Print the lines from the start of the records up to and including the line that contains "recaptcha-checkbox[interactable] bbox=[442, 757, 466, 781]". Keep every line identical.

#### INPUT ROWS ####

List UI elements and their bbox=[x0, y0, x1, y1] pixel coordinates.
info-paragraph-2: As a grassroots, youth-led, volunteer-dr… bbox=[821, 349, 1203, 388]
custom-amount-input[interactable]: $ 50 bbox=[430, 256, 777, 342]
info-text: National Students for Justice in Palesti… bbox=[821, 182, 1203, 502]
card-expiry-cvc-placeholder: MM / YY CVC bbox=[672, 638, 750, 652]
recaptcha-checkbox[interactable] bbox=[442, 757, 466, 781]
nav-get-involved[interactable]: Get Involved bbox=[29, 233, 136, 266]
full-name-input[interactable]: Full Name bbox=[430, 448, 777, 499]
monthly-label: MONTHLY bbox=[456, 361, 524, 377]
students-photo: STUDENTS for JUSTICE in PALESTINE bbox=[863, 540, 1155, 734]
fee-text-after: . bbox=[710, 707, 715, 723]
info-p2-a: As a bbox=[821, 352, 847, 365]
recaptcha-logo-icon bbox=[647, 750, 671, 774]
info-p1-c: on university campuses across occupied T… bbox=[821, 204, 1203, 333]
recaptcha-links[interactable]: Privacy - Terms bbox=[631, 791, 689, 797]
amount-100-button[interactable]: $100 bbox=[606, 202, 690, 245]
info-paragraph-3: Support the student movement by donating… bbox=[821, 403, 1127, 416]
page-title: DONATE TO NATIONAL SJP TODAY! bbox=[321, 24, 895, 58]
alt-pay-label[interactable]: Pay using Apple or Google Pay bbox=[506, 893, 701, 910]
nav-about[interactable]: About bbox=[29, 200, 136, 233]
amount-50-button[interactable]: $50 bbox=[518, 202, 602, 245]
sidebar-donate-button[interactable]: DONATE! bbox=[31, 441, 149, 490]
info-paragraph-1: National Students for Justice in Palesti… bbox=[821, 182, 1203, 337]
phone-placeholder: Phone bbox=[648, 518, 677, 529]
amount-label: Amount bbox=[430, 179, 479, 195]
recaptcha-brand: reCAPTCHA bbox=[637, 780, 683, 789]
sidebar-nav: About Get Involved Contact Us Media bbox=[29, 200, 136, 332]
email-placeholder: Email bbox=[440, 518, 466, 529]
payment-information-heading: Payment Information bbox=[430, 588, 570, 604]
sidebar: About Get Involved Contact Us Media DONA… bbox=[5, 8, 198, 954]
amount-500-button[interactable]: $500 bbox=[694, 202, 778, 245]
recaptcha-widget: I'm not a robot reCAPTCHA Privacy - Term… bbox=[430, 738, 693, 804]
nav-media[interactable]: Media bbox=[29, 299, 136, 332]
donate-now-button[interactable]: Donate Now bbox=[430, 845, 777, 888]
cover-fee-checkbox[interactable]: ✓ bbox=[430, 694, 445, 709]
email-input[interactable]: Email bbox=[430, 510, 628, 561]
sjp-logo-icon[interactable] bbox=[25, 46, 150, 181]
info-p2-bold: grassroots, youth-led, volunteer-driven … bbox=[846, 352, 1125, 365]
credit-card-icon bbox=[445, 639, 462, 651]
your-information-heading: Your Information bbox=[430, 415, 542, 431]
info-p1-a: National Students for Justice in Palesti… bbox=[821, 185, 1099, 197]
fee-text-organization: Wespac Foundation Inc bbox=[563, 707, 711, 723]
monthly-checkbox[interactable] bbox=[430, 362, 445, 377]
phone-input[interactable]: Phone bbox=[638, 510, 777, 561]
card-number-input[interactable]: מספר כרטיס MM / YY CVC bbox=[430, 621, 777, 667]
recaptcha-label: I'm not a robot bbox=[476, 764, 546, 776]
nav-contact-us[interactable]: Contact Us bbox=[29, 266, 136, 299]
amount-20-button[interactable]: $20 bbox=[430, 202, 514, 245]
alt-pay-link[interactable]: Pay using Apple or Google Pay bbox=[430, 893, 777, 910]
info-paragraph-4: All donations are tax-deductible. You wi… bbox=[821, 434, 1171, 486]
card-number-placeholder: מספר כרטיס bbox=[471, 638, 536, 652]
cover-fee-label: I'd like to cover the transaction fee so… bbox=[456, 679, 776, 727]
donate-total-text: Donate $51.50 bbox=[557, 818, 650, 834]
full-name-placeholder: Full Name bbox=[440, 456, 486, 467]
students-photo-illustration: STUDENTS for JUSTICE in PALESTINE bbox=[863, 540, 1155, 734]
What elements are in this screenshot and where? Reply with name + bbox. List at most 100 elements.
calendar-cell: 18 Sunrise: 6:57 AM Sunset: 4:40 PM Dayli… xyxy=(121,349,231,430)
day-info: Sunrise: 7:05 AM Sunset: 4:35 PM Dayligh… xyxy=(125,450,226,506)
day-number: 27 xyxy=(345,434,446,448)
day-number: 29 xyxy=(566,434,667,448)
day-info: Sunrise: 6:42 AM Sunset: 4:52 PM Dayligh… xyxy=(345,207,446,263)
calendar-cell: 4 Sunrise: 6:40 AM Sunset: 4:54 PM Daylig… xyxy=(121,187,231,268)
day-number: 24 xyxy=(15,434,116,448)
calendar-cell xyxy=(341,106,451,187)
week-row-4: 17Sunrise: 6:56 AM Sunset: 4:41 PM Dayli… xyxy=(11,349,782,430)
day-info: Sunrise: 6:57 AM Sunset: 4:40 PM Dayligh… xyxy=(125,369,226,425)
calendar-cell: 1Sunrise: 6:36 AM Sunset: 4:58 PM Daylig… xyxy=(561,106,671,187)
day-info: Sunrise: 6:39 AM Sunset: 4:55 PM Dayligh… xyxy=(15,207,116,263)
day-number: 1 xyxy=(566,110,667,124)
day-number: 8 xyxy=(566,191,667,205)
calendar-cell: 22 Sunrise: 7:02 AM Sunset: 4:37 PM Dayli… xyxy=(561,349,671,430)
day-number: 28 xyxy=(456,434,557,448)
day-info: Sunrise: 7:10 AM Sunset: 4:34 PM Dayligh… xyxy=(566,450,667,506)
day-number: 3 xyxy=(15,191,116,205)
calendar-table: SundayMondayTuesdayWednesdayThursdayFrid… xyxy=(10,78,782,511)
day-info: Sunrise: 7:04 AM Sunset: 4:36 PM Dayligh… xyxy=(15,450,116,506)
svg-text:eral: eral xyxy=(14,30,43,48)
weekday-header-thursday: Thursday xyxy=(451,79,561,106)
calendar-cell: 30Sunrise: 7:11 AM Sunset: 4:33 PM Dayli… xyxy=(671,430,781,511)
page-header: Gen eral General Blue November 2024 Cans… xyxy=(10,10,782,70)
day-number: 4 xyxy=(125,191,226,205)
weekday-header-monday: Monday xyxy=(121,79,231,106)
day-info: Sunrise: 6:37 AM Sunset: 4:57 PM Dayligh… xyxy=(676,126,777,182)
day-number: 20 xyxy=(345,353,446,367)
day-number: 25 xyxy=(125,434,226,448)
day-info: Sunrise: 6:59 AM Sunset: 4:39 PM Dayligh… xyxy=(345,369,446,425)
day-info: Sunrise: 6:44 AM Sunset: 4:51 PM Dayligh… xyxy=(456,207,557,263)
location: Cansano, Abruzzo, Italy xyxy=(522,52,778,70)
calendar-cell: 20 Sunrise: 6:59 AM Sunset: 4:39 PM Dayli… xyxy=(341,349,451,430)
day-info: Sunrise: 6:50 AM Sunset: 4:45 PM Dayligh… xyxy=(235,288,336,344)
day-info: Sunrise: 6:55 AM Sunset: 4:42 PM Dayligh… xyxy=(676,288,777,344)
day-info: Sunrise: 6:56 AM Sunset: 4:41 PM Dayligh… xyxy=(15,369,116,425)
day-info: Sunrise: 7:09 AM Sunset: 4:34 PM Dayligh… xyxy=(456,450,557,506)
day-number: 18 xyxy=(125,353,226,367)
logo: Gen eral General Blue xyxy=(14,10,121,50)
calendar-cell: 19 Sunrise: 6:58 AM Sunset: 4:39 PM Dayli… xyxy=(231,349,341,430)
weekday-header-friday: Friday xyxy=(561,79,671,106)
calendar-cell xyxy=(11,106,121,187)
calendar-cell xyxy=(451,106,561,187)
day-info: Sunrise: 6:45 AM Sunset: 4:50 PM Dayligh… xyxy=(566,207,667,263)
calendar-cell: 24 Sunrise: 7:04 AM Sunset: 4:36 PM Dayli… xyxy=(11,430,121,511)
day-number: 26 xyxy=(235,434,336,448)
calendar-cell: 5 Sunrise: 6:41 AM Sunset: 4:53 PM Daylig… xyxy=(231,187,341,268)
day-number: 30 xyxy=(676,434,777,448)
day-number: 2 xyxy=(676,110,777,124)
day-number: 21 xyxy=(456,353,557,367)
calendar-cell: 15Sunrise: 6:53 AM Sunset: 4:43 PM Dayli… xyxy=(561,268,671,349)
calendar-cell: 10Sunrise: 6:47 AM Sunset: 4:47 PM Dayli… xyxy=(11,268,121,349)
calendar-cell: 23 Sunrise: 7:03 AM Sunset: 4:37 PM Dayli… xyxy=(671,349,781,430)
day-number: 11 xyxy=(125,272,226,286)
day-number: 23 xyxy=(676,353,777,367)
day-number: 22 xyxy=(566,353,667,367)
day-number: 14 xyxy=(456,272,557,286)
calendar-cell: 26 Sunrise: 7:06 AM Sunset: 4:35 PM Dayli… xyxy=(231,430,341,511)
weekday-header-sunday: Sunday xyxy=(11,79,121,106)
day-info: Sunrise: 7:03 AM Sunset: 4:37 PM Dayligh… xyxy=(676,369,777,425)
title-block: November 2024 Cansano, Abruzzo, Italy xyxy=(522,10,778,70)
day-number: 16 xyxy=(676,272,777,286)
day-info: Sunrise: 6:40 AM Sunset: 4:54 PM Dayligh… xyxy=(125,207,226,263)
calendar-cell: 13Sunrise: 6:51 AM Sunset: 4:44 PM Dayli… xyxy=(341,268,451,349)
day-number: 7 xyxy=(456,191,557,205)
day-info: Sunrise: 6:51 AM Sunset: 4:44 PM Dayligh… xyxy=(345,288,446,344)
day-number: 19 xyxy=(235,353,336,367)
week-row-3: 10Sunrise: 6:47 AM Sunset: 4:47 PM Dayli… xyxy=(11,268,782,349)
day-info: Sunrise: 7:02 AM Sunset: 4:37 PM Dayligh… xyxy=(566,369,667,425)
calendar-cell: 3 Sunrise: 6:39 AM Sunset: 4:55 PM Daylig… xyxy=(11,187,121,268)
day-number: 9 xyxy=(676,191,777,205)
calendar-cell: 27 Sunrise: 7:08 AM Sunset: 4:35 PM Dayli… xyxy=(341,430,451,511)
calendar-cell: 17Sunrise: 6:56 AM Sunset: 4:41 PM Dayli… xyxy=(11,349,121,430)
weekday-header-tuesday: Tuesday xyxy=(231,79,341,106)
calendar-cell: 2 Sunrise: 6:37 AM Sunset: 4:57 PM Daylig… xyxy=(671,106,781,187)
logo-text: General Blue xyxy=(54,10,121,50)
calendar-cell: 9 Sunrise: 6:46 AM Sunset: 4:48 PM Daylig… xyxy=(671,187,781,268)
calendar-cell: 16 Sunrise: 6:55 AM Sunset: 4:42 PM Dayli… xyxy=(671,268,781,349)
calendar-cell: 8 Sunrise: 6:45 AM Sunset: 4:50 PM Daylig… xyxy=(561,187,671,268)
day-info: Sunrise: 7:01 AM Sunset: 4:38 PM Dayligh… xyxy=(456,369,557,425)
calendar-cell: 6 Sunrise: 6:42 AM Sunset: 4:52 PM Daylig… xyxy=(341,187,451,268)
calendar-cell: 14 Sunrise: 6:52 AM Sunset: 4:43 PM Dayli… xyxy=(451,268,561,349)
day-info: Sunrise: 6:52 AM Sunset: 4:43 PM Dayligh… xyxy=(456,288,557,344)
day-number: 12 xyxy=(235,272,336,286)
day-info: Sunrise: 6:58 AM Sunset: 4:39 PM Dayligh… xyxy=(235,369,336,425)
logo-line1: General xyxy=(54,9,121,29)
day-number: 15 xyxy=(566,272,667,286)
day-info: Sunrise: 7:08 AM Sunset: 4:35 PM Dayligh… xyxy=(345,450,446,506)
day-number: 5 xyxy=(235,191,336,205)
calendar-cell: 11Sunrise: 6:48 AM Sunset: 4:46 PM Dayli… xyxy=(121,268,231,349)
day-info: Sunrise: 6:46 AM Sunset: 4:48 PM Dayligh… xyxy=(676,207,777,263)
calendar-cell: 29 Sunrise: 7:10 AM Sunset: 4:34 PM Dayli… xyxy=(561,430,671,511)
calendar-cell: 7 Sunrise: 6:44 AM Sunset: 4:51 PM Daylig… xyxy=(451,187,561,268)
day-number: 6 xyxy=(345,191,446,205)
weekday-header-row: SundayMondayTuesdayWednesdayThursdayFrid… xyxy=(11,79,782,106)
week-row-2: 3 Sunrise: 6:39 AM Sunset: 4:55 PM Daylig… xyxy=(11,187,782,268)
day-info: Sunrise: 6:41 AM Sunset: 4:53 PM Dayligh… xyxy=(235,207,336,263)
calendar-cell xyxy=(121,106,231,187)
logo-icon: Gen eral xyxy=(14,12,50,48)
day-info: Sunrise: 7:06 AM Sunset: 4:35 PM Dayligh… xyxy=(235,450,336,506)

####

• TASK SOLUTION
List UI elements and their bbox=[x0, y0, x1, y1] pixel coordinates.
info-paragraph-2: As a grassroots, youth-led, volunteer-dr… bbox=[821, 349, 1203, 388]
custom-amount-input[interactable]: $ 50 bbox=[430, 256, 777, 342]
info-text: National Students for Justice in Palesti… bbox=[821, 182, 1203, 502]
card-expiry-cvc-placeholder: MM / YY CVC bbox=[672, 638, 750, 652]
recaptcha-checkbox[interactable] bbox=[442, 757, 466, 781]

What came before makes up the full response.